Recorded data:
——————
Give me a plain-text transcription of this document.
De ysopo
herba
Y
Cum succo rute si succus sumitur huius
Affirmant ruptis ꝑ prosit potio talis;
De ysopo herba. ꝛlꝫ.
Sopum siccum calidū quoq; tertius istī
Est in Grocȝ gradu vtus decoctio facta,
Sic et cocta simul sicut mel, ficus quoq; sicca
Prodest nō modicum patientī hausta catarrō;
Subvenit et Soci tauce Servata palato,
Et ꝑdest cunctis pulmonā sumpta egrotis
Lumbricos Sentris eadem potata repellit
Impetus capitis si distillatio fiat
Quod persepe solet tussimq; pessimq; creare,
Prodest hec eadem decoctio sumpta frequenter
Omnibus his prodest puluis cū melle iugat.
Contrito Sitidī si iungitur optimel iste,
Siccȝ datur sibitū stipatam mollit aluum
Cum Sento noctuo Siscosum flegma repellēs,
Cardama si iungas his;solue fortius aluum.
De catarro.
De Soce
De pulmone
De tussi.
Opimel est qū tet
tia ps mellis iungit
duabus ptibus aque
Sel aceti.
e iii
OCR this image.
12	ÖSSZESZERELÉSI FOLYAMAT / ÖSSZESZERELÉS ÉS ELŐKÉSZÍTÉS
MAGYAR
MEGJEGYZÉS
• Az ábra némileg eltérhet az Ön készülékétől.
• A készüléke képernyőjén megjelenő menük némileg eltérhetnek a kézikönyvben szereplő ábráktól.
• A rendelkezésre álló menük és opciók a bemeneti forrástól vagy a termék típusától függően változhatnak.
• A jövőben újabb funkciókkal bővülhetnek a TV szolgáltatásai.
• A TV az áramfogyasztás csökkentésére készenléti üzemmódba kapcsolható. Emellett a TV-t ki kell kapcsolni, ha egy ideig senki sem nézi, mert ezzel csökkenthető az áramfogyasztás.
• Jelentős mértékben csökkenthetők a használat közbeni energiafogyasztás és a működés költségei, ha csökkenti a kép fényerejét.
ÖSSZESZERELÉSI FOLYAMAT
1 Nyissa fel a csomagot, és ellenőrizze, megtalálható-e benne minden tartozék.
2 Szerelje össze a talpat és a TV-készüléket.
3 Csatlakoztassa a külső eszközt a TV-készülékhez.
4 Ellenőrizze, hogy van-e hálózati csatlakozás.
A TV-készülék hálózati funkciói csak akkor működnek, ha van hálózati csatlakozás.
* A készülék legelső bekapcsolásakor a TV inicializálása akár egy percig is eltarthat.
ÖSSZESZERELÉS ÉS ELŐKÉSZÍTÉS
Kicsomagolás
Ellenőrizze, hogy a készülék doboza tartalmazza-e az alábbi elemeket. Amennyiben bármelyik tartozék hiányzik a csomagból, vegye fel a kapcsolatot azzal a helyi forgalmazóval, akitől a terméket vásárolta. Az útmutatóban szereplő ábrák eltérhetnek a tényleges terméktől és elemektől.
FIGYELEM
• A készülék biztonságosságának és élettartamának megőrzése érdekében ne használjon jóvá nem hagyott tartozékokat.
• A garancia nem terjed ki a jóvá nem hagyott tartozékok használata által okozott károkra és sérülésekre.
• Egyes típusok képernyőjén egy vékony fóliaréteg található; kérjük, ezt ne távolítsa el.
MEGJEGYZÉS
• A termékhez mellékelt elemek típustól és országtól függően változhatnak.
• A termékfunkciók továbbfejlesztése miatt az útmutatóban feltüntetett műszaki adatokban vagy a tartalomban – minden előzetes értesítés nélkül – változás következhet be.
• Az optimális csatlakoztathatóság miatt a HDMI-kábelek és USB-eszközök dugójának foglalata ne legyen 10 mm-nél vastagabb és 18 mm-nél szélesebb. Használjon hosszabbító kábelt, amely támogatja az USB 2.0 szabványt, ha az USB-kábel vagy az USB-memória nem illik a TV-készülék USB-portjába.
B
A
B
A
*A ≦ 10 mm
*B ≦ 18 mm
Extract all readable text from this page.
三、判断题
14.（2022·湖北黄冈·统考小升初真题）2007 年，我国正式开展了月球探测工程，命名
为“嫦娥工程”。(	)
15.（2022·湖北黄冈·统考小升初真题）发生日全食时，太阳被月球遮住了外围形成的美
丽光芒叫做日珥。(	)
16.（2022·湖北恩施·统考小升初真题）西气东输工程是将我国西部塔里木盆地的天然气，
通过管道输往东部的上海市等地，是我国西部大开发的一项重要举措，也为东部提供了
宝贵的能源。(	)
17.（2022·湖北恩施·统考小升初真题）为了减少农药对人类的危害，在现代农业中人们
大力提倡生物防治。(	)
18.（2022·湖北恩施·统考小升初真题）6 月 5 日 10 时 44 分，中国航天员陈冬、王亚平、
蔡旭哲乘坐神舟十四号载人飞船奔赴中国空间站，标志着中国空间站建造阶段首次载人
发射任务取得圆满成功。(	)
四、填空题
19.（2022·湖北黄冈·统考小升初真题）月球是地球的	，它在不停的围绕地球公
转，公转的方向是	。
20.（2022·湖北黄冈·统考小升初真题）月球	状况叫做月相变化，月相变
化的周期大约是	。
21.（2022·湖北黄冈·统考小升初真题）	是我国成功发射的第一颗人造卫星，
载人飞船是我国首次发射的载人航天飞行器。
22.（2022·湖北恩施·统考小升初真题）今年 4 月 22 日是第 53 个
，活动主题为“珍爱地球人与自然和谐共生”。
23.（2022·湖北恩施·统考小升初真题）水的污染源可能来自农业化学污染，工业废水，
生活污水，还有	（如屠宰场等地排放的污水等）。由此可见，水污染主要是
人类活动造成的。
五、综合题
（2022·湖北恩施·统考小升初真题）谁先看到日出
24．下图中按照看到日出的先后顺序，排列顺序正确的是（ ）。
——————
Your task: Only the lines from the one holding "Extract all readable text from this page." through the end of the listing should be given again, exactly and with both ends included.

Exercise solution:
Extract all readable text from this page.
三、判断题
14.（2022·湖北黄冈·统考小升初真题）2007 年，我国正式开展了月球探测工程，命名
为“嫦娥工程”。(	)
15.（2022·湖北黄冈·统考小升初真题）发生日全食时，太阳被月球遮住了外围形成的美
丽光芒叫做日珥。(	)
16.（2022·湖北恩施·统考小升初真题）西气东输工程是将我国西部塔里木盆地的天然气，
通过管道输往东部的上海市等地，是我国西部大开发的一项重要举措，也为东部提供了
宝贵的能源。(	)
17.（2022·湖北恩施·统考小升初真题）为了减少农药对人类的危害，在现代农业中人们
大力提倡生物防治。(	)
18.（2022·湖北恩施·统考小升初真题）6 月 5 日 10 时 44 分，中国航天员陈冬、王亚平、
蔡旭哲乘坐神舟十四号载人飞船奔赴中国空间站，标志着中国空间站建造阶段首次载人
发射任务取得圆满成功。(	)
四、填空题
19.（2022·湖北黄冈·统考小升初真题）月球是地球的	，它在不停的围绕地球公
转，公转的方向是	。
20.（2022·湖北黄冈·统考小升初真题）月球	状况叫做月相变化，月相变
化的周期大约是	。
21.（2022·湖北黄冈·统考小升初真题）	是我国成功发射的第一颗人造卫星，
载人飞船是我国首次发射的载人航天飞行器。
22.（2022·湖北恩施·统考小升初真题）今年 4 月 22 日是第 53 个
，活动主题为“珍爱地球人与自然和谐共生”。
23.（2022·湖北恩施·统考小升初真题）水的污染源可能来自农业化学污染，工业废水，
生活污水，还有	（如屠宰场等地排放的污水等）。由此可见，水污染主要是
人类活动造成的。
五、综合题
（2022·湖北恩施·统考小升初真题）谁先看到日出
24．下图中按照看到日出的先后顺序，排列顺序正确的是（ ）。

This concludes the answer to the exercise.